### EXERCISE BRIEF
Find each line with the word "name" and copy it.
········
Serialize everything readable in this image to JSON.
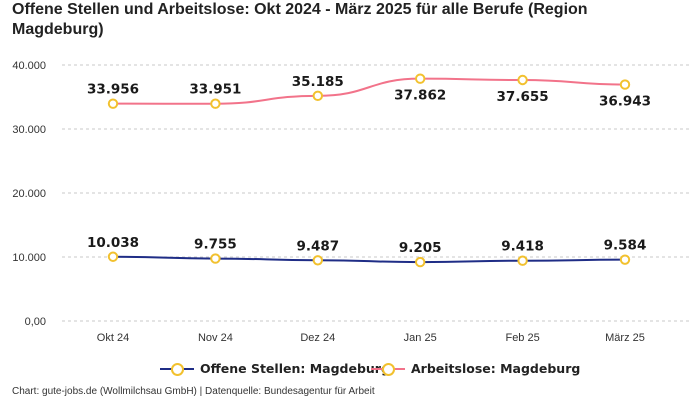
{
  "title": "Offene Stellen und Arbeitslose: Okt 2024 - März 2025 für alle Berufe (Region Magdeburg)",
  "footer": "Chart: gute-jobs.de (Wollmilchsau GmbH) | Datenquelle: Bundesagentur für Arbeit",
  "chart_data": {
    "type": "line",
    "title": "Offene Stellen und Arbeitslose: Okt 2024 - März 2025 für alle Berufe (Region Magdeburg)",
    "xlabel": "",
    "ylabel": "",
    "categories": [
      "Okt 24",
      "Nov 24",
      "Dez 24",
      "Jan 25",
      "Feb 25",
      "März 25"
    ],
    "ylim": [
      0,
      40000
    ],
    "y_ticks": [
      0,
      10000,
      20000,
      30000,
      40000
    ],
    "y_tick_labels": [
      "0,00",
      "10.000",
      "20.000",
      "30.000",
      "40.000"
    ],
    "grid": "horizontal dashed",
    "legend_position": "bottom",
    "series": [
      {
        "name": "Offene Stellen: Magdeburg",
        "values": [
          10038,
          9755,
          9487,
          9205,
          9418,
          9584
        ],
        "labels": [
          "10.038",
          "9.755",
          "9.487",
          "9.205",
          "9.418",
          "9.584"
        ],
        "color": "#1f2d86",
        "marker_color": "#f2c12e"
      },
      {
        "name": "Arbeitslose: Magdeburg",
        "values": [
          33956,
          33951,
          35185,
          37862,
          37655,
          36943
        ],
        "labels": [
          "33.956",
          "33.951",
          "35.185",
          "37.862",
          "37.655",
          "36.943"
        ],
        "color": "#f2738a",
        "marker_color": "#f2c12e"
      }
    ]
  }
}
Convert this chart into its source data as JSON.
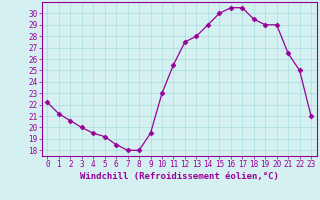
{
  "x": [
    0,
    1,
    2,
    3,
    4,
    5,
    6,
    7,
    8,
    9,
    10,
    11,
    12,
    13,
    14,
    15,
    16,
    17,
    18,
    19,
    20,
    21,
    22,
    23
  ],
  "y": [
    22.2,
    21.2,
    20.6,
    20.0,
    19.5,
    19.2,
    18.5,
    18.0,
    18.0,
    19.5,
    23.0,
    25.5,
    27.5,
    28.0,
    29.0,
    30.0,
    30.5,
    30.5,
    29.5,
    29.0,
    29.0,
    26.5,
    25.0,
    21.0
  ],
  "line_color": "#990099",
  "marker": "D",
  "marker_size": 2.5,
  "bg_color": "#d4f0f0",
  "grid_color": "#aadddd",
  "xlabel": "Windchill (Refroidissement éolien,°C)",
  "xlabel_color": "#990099",
  "tick_color": "#990099",
  "ylim": [
    17.5,
    31.0
  ],
  "yticks": [
    18,
    19,
    20,
    21,
    22,
    23,
    24,
    25,
    26,
    27,
    28,
    29,
    30
  ],
  "xticks": [
    0,
    1,
    2,
    3,
    4,
    5,
    6,
    7,
    8,
    9,
    10,
    11,
    12,
    13,
    14,
    15,
    16,
    17,
    18,
    19,
    20,
    21,
    22,
    23
  ],
  "spine_color": "#990099",
  "xlabel_fontsize": 6.5,
  "tick_fontsize": 5.5
}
········
### RESPONSE
        "name": "Offene Stellen: Magdeburg",
        "name": "Arbeitslose: Magdeburg",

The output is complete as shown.